WHAT IS ASKED:
State how many lines in the listing below include the word "polar", and add nothing besides the number.

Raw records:
::::::::::
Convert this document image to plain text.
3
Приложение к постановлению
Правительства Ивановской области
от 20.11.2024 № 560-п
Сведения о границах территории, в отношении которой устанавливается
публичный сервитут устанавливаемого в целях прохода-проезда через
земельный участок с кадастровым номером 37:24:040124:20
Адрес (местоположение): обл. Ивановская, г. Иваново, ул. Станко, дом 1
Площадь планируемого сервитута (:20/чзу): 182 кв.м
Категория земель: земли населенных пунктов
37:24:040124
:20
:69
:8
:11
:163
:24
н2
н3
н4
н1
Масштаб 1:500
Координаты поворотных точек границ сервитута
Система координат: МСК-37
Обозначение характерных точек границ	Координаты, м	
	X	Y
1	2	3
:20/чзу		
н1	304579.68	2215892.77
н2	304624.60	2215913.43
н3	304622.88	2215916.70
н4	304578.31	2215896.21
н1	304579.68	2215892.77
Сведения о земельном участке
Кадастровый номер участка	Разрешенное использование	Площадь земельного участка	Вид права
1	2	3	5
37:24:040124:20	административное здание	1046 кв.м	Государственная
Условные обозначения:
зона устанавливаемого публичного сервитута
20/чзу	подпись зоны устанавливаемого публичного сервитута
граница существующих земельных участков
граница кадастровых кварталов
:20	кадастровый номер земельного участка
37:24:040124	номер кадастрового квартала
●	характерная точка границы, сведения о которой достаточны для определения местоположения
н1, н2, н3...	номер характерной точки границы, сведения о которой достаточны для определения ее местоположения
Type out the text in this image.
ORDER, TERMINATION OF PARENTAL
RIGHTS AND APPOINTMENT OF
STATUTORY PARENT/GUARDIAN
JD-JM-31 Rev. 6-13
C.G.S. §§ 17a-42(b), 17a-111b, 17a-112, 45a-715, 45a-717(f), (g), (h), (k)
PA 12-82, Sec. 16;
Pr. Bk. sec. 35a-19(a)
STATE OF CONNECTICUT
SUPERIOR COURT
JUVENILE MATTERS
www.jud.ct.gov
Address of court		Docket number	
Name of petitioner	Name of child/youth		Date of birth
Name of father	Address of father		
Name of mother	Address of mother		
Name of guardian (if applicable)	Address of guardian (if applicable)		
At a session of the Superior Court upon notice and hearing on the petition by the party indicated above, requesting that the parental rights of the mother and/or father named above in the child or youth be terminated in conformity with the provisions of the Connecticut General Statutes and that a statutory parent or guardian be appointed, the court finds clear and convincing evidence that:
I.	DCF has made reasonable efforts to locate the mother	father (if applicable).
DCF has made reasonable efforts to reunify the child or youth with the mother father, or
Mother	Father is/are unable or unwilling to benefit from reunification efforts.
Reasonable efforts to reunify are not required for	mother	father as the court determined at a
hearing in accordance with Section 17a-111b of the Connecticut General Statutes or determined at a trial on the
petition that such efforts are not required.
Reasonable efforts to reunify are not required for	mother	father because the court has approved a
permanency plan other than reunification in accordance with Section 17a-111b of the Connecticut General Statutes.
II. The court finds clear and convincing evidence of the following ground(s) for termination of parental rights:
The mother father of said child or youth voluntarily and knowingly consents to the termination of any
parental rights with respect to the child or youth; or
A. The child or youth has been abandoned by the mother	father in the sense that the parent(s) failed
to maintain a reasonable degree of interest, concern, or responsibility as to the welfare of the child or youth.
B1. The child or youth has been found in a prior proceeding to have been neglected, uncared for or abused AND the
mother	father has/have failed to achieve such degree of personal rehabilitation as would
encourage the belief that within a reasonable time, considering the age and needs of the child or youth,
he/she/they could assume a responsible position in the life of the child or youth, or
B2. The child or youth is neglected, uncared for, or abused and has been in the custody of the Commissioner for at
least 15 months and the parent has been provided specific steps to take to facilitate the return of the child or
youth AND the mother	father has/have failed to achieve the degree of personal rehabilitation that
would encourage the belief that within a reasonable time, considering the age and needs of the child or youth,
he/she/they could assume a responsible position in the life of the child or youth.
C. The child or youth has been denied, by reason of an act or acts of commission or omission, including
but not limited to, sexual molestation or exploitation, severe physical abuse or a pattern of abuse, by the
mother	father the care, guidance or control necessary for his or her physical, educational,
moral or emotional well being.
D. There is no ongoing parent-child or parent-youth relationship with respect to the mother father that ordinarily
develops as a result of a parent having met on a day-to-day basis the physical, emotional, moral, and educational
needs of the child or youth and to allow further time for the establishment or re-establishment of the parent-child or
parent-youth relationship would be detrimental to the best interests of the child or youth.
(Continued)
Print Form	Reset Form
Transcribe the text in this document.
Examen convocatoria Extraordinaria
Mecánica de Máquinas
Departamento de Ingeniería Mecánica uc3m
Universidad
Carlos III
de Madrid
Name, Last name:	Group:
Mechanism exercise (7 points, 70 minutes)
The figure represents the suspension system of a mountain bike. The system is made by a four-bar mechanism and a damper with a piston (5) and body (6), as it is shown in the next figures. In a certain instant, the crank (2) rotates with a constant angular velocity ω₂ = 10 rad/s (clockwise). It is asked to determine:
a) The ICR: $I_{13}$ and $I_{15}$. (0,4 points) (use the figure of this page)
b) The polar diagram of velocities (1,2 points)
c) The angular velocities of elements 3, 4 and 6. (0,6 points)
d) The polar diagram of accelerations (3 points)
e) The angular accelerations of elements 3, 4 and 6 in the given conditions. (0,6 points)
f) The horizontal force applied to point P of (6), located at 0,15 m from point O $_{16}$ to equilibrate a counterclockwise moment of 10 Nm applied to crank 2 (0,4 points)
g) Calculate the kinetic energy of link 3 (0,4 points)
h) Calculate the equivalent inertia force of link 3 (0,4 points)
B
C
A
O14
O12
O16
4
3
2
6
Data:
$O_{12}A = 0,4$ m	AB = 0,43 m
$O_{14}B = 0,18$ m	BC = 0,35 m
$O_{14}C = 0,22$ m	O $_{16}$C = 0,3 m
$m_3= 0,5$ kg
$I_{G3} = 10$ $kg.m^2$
::::::::::
RESULT FOR THIS EXERCISE:
2